* _EXERCISE_:
Output the entries below exactly as written, omitting pictures.

Saved entries

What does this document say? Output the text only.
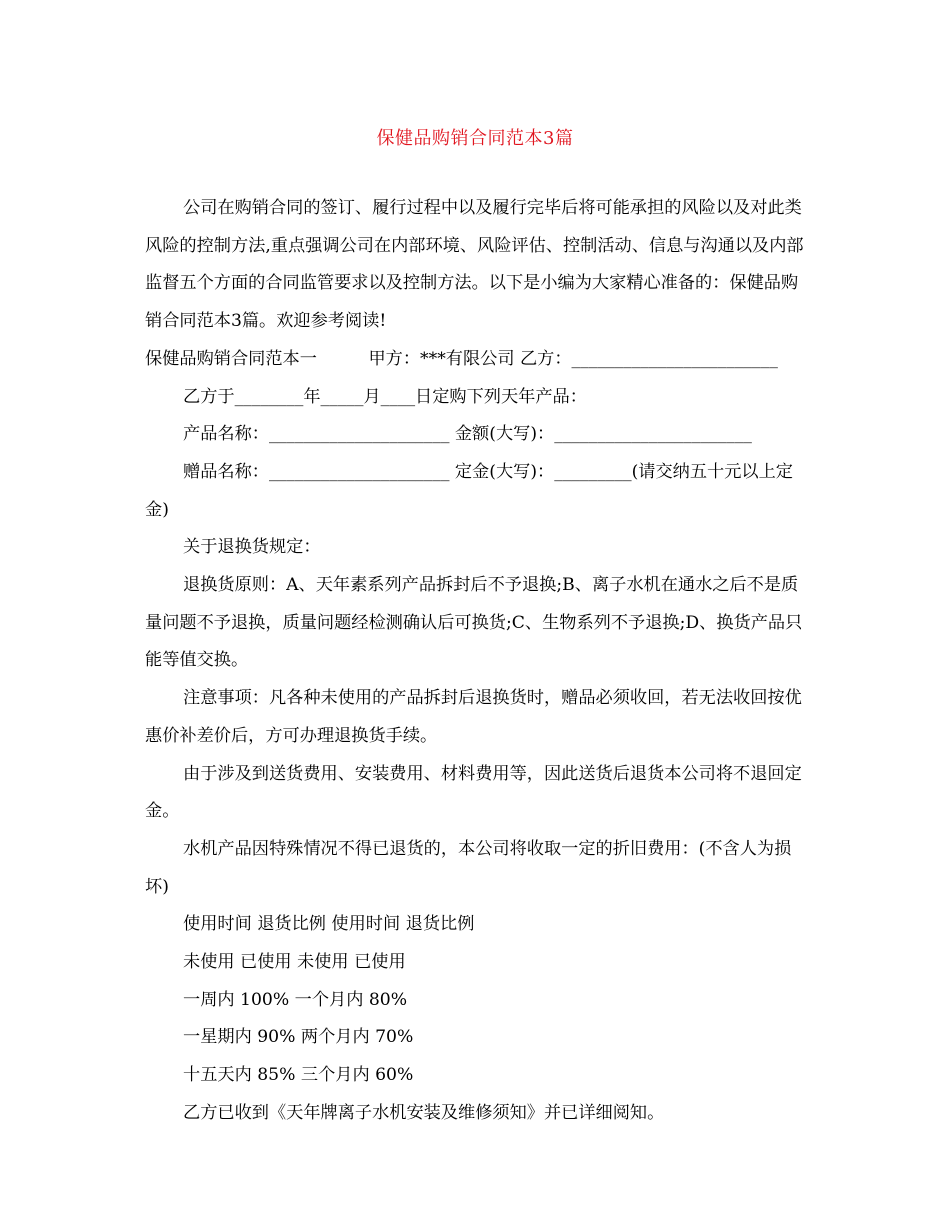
保健品购销合同范本3篇

公司在购销合同的签订、履行过程中以及履行完毕后将可能承担的风险以及对此类风险的控制方法,重点强调公司在内部环境、风险评估、控制活动、信息与沟通以及内部监督五个方面的合同监管要求以及控制方法。以下是小编为大家精心准备的：保健品购销合同范本3篇。欢迎参考阅读!

保健品购销合同范本一　　　甲方：***有限公司 乙方：________________________

乙方于________年_____月____日定购下列天年产品：

产品名称：_____________________ 金额(大写)：_______________________

赠品名称：_____________________ 定金(大写)：_________(请交纳五十元以上定金)

关于退换货规定：

退换货原则：A、天年素系列产品拆封后不予退换;B、离子水机在通水之后不是质量问题不予退换，质量问题经检测确认后可换货;C、生物系列不予退换;D、换货产品只能等值交换。

注意事项：凡各种未使用的产品拆封后退换货时，赠品必须收回，若无法收回按优惠价补差价后，方可办理退换货手续。

由于涉及到送货费用、安装费用、材料费用等，因此送货后退货本公司将不退回定金。

水机产品因特殊情况不得已退货的，本公司将收取一定的折旧费用：(不含人为损坏)

使用时间 退货比例 使用时间 退货比例

未使用 已使用 未使用 已使用

一周内 100% 一个月内 80%

一星期内 90% 两个月内 70%

十五天内 85% 三个月内 60%

乙方已收到《天年牌离子水机安装及维修须知》并已详细阅知。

* _WRITTEN ANSWER_:
What does this document say? Output the text only.
保健品购销合同范本3篇

公司在购销合同的签订、履行过程中以及履行完毕后将可能承担的风险以及对此类风险的控制方法,重点强调公司在内部环境、风险评估、控制活动、信息与沟通以及内部监督五个方面的合同监管要求以及控制方法。以下是小编为大家精心准备的：保健品购销合同范本3篇。欢迎参考阅读!

保健品购销合同范本一　　　甲方：***有限公司 乙方：________________________

乙方于________年_____月____日定购下列天年产品：

产品名称：_____________________ 金额(大写)：_______________________

赠品名称：_____________________ 定金(大写)：_________(请交纳五十元以上定金)

关于退换货规定：

退换货原则：A、天年素系列产品拆封后不予退换;B、离子水机在通水之后不是质量问题不予退换，质量问题经检测确认后可换货;C、生物系列不予退换;D、换货产品只能等值交换。

注意事项：凡各种未使用的产品拆封后退换货时，赠品必须收回，若无法收回按优惠价补差价后，方可办理退换货手续。

由于涉及到送货费用、安装费用、材料费用等，因此送货后退货本公司将不退回定金。

水机产品因特殊情况不得已退货的，本公司将收取一定的折旧费用：(不含人为损坏)

使用时间 退货比例 使用时间 退货比例

未使用 已使用 未使用 已使用

一周内 100% 一个月内 80%

一星期内 90% 两个月内 70%

十五天内 85% 三个月内 60%

乙方已收到《天年牌离子水机安装及维修须知》并已详细阅知。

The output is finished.